What is required: Return the records, each one exactly as written.

--- Information supplied ---

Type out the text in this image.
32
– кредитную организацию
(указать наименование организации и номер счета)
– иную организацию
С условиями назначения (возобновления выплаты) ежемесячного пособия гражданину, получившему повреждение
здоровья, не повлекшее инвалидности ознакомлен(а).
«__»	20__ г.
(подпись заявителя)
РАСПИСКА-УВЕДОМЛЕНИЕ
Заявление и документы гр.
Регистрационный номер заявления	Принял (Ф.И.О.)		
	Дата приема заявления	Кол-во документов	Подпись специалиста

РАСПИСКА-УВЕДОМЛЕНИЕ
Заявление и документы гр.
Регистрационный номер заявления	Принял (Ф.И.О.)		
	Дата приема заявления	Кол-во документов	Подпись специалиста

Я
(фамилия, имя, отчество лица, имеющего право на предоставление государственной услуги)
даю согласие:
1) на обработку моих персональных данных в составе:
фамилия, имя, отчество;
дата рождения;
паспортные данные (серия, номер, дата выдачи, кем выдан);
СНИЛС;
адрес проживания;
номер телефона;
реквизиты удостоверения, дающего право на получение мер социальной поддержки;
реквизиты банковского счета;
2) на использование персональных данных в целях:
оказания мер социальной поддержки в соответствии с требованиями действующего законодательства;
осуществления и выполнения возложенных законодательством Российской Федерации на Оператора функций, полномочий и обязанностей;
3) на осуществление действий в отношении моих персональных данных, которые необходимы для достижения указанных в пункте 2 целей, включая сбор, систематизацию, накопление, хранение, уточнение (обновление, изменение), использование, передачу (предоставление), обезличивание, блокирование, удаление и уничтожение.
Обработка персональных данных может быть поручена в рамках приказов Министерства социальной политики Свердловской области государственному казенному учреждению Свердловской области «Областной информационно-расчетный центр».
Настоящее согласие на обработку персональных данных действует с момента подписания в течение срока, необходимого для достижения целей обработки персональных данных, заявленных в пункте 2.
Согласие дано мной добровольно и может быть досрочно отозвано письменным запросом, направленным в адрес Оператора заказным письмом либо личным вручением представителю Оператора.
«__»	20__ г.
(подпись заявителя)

---

Answer below:
Type out the text in this image.
32
– кредитную организацию
(указать наименование организации и номер счета)
– иную организацию
С условиями назначения (возобновления выплаты) ежемесячного пособия гражданину, получившему повреждение
здоровья, не повлекшее инвалидности ознакомлен(а).
«__»	20__ г.
(подпись заявителя)
РАСПИСКА-УВЕДОМЛЕНИЕ
Заявление и документы гр.
Регистрационный номер заявления	Принял (Ф.И.О.)		
	Дата приема заявления	Кол-во документов	Подпись специалиста

РАСПИСКА-УВЕДОМЛЕНИЕ
Заявление и документы гр.
Регистрационный номер заявления	Принял (Ф.И.О.)		
	Дата приема заявления	Кол-во документов	Подпись специалиста

Я
(фамилия, имя, отчество лица, имеющего право на предоставление государственной услуги)
даю согласие:
1) на обработку моих персональных данных в составе:
фамилия, имя, отчество;
дата рождения;
паспортные данные (серия, номер, дата выдачи, кем выдан);
СНИЛС;
адрес проживания;
номер телефона;
реквизиты удостоверения, дающего право на получение мер социальной поддержки;
реквизиты банковского счета;
2) на использование персональных данных в целях:
оказания мер социальной поддержки в соответствии с требованиями действующего законодательства;
осуществления и выполнения возложенных законодательством Российской Федерации на Оператора функций, полномочий и обязанностей;
3) на осуществление действий в отношении моих персональных данных, которые необходимы для достижения указанных в пункте 2 целей, включая сбор, систематизацию, накопление, хранение, уточнение (обновление, изменение), использование, передачу (предоставление), обезличивание, блокирование, удаление и уничтожение.
Обработка персональных данных может быть поручена в рамках приказов Министерства социальной политики Свердловской области государственному казенному учреждению Свердловской области «Областной информационно-расчетный центр».
Настоящее согласие на обработку персональных данных действует с момента подписания в течение срока, необходимого для достижения целей обработки персональных данных, заявленных в пункте 2.
Согласие дано мной добровольно и может быть досрочно отозвано письменным запросом, направленным в адрес Оператора заказным письмом либо личным вручением представителю Оператора.
«__»	20__ г.
(подпись заявителя)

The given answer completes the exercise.